● TASK
Copy every line of the material below verbatim, from the first to the last, without altering any character.

Rows taken from a dataset:

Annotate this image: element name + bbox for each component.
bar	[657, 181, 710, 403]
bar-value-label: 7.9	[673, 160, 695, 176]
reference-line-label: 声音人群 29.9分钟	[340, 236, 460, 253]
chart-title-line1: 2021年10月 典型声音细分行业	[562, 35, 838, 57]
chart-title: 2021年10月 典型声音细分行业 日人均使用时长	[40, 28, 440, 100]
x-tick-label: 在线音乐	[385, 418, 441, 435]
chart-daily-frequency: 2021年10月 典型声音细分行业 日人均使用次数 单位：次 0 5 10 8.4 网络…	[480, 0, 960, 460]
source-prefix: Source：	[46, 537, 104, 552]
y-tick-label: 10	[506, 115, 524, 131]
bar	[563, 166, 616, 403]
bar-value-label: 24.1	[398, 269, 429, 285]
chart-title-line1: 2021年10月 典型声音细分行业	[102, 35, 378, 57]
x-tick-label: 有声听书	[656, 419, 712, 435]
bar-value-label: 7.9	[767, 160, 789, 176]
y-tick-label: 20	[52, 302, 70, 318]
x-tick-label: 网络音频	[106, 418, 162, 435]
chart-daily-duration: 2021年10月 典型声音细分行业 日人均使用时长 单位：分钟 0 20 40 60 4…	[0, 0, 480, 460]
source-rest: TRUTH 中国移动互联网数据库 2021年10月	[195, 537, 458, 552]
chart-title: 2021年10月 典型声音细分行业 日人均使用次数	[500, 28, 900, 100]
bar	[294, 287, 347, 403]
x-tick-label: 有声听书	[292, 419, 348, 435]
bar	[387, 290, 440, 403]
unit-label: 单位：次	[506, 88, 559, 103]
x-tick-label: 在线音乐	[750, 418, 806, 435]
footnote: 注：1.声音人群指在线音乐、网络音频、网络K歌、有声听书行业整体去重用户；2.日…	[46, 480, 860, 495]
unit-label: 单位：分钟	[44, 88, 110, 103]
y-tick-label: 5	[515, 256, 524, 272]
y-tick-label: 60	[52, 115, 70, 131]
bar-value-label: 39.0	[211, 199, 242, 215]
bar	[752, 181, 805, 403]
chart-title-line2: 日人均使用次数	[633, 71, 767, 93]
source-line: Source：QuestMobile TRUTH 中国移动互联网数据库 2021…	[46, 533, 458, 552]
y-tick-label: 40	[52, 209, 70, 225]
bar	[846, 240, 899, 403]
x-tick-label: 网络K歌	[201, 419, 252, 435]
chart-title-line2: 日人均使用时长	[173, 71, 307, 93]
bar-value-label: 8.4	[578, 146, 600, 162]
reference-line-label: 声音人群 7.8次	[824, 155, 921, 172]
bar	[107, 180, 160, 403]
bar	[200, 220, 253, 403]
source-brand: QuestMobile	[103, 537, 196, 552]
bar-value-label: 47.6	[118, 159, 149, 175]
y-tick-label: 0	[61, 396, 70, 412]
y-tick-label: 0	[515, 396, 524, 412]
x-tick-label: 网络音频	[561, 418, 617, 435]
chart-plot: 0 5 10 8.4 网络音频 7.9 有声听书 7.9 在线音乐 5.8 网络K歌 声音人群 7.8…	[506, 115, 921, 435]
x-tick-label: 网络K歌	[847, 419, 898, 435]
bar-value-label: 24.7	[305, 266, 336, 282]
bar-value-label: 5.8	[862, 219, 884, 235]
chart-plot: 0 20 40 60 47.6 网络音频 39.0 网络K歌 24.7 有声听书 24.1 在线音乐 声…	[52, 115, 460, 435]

● RESULT OF THIS TASK
Annotate this image: element name + bbox for each component.
bar	[657, 181, 710, 403]
bar-value-label: 7.9	[673, 160, 695, 176]
reference-line-label: 声音人群 29.9分钟	[340, 236, 460, 253]
chart-title-line1: 2021年10月 典型声音细分行业	[562, 35, 838, 57]
chart-title: 2021年10月 典型声音细分行业 日人均使用时长	[40, 28, 440, 100]
x-tick-label: 在线音乐	[385, 418, 441, 435]
chart-daily-frequency: 2021年10月 典型声音细分行业 日人均使用次数 单位：次 0 5 10 8.4 网络…	[480, 0, 960, 460]
source-prefix: Source：	[46, 537, 104, 552]
y-tick-label: 10	[506, 115, 524, 131]
bar	[563, 166, 616, 403]
bar-value-label: 24.1	[398, 269, 429, 285]
chart-title-line1: 2021年10月 典型声音细分行业	[102, 35, 378, 57]
x-tick-label: 有声听书	[656, 419, 712, 435]
bar-value-label: 7.9	[767, 160, 789, 176]
y-tick-label: 20	[52, 302, 70, 318]
x-tick-label: 网络音频	[106, 418, 162, 435]
chart-daily-duration: 2021年10月 典型声音细分行业 日人均使用时长 单位：分钟 0 20 40 60 4…	[0, 0, 480, 460]
source-rest: TRUTH 中国移动互联网数据库 2021年10月	[195, 537, 458, 552]
chart-title: 2021年10月 典型声音细分行业 日人均使用次数	[500, 28, 900, 100]
bar	[294, 287, 347, 403]
x-tick-label: 有声听书	[292, 419, 348, 435]
bar	[387, 290, 440, 403]
unit-label: 单位：次	[506, 88, 559, 103]
x-tick-label: 在线音乐	[750, 418, 806, 435]
footnote: 注：1.声音人群指在线音乐、网络音频、网络K歌、有声听书行业整体去重用户；2.日…	[46, 480, 860, 495]
unit-label: 单位：分钟	[44, 88, 110, 103]
y-tick-label: 5	[515, 256, 524, 272]
y-tick-label: 60	[52, 115, 70, 131]
bar-value-label: 39.0	[211, 199, 242, 215]
bar	[752, 181, 805, 403]
chart-title-line2: 日人均使用次数	[633, 71, 767, 93]
source-line: Source：QuestMobile TRUTH 中国移动互联网数据库 2021…	[46, 533, 458, 552]
y-tick-label: 40	[52, 209, 70, 225]
bar	[846, 240, 899, 403]
x-tick-label: 网络K歌	[201, 419, 252, 435]
chart-title-line2: 日人均使用时长	[173, 71, 307, 93]
bar-value-label: 8.4	[578, 146, 600, 162]
reference-line-label: 声音人群 7.8次	[824, 155, 921, 172]
bar	[107, 180, 160, 403]
bar	[200, 220, 253, 403]
source-brand: QuestMobile	[103, 537, 196, 552]
bar-value-label: 47.6	[118, 159, 149, 175]
y-tick-label: 0	[61, 396, 70, 412]
y-tick-label: 0	[515, 396, 524, 412]
x-tick-label: 网络音频	[561, 418, 617, 435]
chart-plot: 0 5 10 8.4 网络音频 7.9 有声听书 7.9 在线音乐 5.8 网络K歌 声音人群 7.8…	[506, 115, 921, 435]
x-tick-label: 网络K歌	[847, 419, 898, 435]
bar-value-label: 24.7	[305, 266, 336, 282]
bar-value-label: 5.8	[862, 219, 884, 235]
chart-plot: 0 20 40 60 47.6 网络音频 39.0 网络K歌 24.7 有声听书 24.1 在线音乐 声…	[52, 115, 460, 435]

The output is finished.